- Task description: Identify all lines of the data containing the string "watermark" and copy them.

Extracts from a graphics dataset
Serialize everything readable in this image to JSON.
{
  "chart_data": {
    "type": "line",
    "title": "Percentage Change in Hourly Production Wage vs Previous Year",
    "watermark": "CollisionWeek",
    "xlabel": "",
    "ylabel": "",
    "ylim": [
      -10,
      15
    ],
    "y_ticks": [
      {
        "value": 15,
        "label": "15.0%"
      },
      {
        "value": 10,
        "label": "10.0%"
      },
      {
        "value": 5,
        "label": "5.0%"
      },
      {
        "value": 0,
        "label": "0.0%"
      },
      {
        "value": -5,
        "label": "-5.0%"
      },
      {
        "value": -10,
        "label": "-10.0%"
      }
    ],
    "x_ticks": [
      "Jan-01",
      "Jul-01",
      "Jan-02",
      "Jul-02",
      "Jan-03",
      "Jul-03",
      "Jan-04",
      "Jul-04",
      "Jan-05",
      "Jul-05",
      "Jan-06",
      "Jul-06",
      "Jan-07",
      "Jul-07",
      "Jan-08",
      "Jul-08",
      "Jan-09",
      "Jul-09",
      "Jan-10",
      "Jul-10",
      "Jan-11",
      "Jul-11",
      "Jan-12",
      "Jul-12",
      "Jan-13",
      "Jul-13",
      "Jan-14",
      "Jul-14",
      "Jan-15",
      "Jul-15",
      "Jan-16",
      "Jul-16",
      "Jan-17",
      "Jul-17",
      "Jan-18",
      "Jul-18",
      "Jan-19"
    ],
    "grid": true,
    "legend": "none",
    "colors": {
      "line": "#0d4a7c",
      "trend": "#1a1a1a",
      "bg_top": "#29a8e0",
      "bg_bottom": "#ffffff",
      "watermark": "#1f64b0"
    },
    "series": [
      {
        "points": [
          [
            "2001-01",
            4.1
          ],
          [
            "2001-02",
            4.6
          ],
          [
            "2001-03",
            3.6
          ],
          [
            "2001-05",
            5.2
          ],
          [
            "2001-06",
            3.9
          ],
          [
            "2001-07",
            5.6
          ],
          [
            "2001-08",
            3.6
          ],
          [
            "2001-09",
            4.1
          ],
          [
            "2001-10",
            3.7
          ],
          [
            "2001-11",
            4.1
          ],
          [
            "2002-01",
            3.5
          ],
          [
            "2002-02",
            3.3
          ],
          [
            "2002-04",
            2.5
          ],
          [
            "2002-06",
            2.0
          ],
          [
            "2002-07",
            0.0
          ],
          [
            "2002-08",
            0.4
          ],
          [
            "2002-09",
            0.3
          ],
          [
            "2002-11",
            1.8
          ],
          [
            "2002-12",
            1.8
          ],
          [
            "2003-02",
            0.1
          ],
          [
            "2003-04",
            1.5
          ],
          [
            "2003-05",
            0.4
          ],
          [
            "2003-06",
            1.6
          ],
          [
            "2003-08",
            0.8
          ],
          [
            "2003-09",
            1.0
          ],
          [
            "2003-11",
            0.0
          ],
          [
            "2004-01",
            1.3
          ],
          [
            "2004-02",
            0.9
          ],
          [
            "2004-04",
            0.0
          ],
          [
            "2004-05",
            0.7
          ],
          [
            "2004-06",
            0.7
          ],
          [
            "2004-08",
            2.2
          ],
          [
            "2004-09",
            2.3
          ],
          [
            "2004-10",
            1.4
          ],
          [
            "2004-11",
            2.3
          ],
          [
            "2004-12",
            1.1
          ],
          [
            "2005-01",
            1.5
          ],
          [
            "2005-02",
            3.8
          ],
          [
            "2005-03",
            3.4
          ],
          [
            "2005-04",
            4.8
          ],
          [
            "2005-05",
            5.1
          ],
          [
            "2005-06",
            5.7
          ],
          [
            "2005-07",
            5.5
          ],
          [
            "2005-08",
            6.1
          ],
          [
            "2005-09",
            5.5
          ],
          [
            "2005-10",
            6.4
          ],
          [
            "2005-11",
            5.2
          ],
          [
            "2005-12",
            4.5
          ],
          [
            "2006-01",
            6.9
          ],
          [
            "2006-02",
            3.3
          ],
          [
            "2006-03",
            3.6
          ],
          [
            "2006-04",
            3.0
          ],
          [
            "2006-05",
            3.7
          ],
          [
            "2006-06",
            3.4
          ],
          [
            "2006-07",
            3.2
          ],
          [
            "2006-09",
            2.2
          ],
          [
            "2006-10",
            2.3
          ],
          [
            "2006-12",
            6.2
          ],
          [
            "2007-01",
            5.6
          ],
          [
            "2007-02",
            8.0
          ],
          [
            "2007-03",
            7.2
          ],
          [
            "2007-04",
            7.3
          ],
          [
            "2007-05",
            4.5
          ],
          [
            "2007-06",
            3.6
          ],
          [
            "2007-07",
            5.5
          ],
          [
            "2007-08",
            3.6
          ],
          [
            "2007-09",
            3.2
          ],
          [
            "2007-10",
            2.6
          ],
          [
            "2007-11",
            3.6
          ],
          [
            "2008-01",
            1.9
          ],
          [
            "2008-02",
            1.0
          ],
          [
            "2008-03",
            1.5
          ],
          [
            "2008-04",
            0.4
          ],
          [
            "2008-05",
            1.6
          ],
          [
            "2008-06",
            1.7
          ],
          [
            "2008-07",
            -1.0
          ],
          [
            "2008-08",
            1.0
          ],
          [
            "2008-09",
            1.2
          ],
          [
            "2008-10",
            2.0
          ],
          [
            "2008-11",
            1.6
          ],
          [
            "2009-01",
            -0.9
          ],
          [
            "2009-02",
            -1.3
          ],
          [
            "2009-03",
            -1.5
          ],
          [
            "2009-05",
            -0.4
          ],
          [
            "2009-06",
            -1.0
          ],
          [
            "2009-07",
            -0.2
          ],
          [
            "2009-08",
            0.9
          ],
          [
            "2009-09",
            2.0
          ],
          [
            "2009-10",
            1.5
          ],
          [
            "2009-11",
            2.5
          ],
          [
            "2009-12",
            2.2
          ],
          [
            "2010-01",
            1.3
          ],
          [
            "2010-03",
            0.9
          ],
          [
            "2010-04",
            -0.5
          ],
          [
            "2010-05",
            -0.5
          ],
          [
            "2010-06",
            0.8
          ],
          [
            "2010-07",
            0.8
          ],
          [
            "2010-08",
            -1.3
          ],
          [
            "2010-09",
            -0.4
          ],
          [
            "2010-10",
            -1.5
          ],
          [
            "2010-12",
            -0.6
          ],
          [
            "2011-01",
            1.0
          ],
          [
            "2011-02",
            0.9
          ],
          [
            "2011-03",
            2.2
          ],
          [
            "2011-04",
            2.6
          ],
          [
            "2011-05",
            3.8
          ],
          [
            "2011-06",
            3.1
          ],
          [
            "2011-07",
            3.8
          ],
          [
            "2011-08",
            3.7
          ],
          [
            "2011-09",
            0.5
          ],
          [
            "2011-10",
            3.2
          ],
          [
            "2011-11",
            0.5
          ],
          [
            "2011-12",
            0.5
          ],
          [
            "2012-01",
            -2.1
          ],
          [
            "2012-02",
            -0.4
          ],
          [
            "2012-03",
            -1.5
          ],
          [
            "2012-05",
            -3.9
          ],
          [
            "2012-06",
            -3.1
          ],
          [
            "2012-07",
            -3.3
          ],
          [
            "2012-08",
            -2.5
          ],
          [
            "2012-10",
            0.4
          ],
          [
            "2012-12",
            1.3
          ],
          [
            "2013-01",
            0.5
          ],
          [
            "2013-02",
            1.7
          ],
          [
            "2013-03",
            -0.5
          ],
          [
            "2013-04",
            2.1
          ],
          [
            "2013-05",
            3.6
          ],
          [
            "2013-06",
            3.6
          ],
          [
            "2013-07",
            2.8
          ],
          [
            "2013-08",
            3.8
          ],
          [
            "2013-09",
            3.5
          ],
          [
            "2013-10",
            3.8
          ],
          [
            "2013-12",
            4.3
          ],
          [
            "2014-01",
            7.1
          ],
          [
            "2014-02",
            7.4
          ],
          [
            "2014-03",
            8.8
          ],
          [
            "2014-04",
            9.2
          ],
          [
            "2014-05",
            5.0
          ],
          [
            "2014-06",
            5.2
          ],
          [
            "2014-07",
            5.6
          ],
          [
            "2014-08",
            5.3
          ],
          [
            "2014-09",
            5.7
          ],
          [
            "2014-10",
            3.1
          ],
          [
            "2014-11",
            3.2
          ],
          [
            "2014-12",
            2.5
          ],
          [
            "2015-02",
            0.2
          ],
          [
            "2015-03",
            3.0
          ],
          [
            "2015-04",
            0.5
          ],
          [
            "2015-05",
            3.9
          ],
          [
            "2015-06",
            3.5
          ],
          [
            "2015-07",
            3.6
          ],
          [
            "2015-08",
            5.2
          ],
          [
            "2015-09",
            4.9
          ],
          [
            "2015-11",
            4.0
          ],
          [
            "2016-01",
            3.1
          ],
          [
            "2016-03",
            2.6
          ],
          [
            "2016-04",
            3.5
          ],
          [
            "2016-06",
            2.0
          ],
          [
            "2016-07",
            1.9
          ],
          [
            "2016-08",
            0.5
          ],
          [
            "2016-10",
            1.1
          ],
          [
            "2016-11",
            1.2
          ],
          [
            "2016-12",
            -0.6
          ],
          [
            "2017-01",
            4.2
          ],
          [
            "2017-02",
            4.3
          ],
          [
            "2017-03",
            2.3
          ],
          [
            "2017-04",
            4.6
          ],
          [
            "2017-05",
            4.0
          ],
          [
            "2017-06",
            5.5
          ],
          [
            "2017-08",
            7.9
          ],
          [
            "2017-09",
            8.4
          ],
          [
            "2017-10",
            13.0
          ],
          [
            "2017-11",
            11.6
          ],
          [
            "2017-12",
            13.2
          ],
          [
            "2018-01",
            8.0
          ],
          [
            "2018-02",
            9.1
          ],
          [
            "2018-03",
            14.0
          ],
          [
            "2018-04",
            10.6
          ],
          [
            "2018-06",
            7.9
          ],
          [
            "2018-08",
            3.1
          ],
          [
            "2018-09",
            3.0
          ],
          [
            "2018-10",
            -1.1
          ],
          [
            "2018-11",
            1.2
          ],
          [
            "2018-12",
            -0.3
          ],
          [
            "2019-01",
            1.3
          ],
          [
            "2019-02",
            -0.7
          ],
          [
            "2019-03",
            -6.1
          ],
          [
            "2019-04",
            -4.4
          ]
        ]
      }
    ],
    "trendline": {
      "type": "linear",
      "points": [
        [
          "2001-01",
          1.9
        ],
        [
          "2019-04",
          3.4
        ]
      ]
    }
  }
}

- Written answer:
    "watermark": "CollisionWeek",
      "watermark": "#1f64b0"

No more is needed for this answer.